> Data records:
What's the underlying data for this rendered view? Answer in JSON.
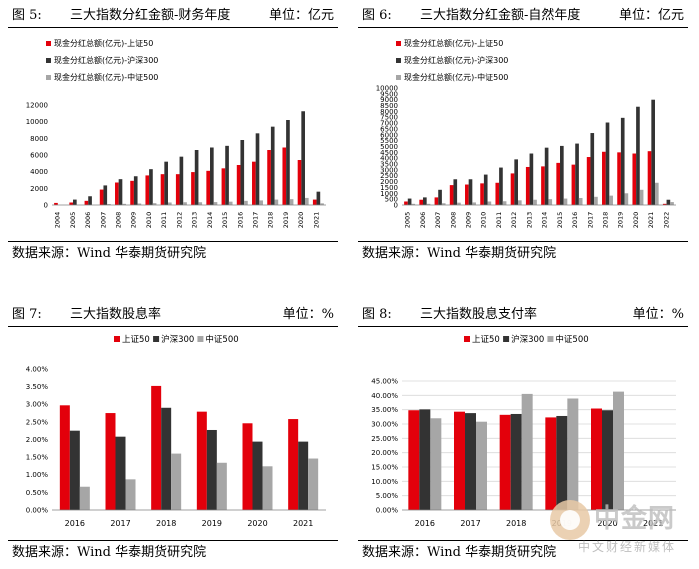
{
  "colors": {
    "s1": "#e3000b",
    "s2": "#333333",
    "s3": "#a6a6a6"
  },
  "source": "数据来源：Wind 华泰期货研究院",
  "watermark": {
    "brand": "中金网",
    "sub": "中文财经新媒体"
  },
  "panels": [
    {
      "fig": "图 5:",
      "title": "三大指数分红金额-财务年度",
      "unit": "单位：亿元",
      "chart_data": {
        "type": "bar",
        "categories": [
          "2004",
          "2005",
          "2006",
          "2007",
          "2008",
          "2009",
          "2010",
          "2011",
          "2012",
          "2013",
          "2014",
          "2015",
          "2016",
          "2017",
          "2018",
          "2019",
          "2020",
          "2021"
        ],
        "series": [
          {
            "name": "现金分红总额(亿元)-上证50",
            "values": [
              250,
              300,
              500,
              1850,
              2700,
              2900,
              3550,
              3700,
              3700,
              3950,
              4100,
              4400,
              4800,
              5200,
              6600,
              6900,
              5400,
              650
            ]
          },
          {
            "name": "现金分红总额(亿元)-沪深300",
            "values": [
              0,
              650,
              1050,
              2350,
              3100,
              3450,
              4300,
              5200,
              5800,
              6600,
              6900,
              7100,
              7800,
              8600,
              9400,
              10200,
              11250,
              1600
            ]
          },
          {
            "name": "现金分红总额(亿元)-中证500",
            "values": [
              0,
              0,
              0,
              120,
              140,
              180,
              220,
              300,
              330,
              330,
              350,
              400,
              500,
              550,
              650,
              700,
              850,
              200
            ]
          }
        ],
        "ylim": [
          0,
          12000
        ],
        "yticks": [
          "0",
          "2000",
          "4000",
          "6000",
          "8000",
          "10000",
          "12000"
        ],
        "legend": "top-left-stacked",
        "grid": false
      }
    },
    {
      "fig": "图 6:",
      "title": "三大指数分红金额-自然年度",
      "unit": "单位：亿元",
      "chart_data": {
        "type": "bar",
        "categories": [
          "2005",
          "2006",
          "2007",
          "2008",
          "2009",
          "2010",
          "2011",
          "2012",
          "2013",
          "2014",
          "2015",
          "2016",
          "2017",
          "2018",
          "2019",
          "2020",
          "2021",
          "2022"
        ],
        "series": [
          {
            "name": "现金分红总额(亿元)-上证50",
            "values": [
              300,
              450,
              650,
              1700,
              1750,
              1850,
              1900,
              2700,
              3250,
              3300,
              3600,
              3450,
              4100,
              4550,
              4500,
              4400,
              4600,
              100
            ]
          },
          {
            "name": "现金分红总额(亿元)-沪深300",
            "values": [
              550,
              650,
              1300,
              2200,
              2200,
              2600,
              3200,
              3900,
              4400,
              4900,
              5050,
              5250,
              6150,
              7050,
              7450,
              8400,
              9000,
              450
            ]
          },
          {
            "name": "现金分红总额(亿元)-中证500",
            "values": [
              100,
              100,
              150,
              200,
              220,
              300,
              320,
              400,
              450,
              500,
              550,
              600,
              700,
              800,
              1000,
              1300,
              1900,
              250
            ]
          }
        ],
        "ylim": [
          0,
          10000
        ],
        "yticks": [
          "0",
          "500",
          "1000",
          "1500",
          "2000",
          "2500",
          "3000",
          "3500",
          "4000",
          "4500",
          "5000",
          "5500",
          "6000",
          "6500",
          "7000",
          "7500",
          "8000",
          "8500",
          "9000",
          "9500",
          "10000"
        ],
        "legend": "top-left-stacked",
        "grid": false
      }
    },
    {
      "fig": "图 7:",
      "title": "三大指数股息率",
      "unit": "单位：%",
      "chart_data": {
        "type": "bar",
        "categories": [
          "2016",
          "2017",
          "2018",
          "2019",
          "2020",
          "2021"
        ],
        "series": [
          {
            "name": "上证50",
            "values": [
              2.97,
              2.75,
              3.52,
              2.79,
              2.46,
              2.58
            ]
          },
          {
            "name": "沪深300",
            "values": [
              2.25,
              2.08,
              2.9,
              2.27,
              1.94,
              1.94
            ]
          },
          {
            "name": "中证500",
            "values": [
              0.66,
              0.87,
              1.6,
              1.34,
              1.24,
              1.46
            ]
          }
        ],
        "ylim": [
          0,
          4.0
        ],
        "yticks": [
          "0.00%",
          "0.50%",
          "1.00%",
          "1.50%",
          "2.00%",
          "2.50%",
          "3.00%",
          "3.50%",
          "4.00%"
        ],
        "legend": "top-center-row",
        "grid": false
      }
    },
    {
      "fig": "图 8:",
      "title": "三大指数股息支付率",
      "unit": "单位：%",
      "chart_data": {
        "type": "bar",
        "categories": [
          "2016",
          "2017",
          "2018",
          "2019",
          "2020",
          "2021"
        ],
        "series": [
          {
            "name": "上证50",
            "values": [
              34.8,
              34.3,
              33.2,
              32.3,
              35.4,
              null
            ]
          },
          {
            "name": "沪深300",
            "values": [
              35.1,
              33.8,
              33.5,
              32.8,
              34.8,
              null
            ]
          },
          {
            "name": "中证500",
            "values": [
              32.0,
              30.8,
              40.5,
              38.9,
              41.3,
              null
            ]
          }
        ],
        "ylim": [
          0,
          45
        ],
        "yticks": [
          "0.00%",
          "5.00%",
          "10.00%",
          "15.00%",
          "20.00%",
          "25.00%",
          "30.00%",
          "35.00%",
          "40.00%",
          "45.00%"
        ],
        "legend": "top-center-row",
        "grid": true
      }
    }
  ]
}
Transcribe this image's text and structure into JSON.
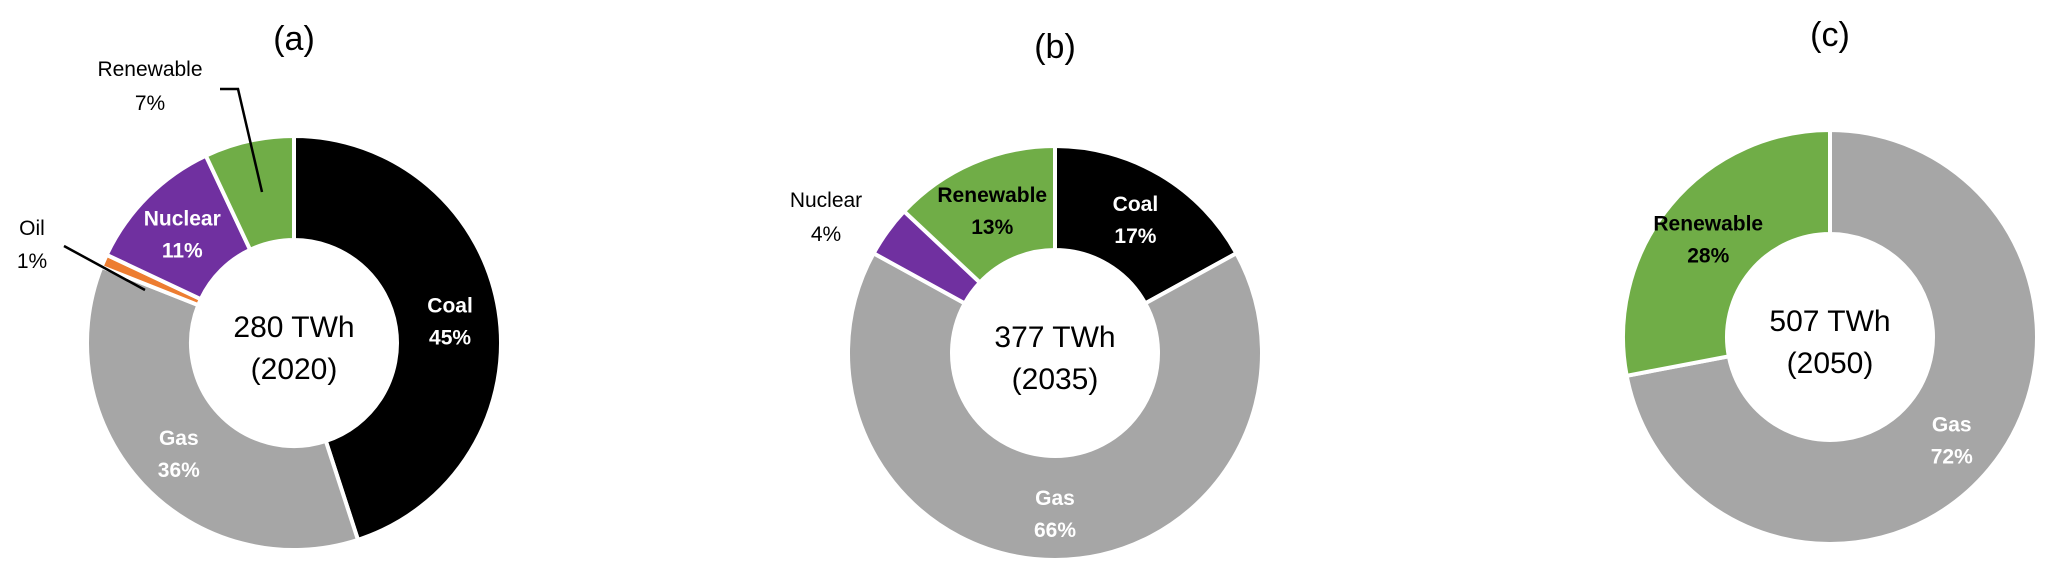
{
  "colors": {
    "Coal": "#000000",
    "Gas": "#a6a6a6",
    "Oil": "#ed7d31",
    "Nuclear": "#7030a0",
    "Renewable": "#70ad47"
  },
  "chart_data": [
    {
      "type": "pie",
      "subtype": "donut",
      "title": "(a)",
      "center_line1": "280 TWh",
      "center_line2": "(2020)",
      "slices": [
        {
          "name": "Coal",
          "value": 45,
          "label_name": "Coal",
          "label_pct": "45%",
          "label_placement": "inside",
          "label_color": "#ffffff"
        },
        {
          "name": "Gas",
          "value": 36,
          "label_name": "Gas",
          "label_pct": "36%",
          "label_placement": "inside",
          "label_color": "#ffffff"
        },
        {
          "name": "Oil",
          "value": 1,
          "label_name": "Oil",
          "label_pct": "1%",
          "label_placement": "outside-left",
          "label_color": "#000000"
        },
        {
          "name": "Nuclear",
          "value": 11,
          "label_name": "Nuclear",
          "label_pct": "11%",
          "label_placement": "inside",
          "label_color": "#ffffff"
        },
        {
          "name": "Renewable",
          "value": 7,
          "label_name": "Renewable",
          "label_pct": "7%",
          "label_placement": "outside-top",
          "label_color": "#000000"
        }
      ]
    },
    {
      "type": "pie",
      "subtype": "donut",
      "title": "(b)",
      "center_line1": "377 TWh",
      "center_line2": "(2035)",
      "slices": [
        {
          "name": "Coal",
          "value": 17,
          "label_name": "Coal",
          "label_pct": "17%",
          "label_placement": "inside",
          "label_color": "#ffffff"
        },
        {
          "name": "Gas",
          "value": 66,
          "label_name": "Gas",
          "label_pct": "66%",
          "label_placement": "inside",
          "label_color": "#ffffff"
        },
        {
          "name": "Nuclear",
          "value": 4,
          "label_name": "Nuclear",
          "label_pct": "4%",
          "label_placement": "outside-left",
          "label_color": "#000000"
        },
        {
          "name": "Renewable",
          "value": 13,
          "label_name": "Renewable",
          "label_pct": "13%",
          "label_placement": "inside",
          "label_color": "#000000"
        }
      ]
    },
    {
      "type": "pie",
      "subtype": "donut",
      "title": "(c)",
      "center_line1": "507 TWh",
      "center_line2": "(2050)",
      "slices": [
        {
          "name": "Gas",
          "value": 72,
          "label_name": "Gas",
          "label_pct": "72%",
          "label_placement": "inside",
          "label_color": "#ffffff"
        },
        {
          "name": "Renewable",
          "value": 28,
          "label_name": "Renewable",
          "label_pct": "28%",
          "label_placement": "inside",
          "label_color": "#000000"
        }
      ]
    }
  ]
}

> Goal: Show the lines of the data that hold the word "JSON".

> Correct result:
What's the underlying data for this rendered view? Answer in JSON.
Transcribe this image's text and structure into JSON.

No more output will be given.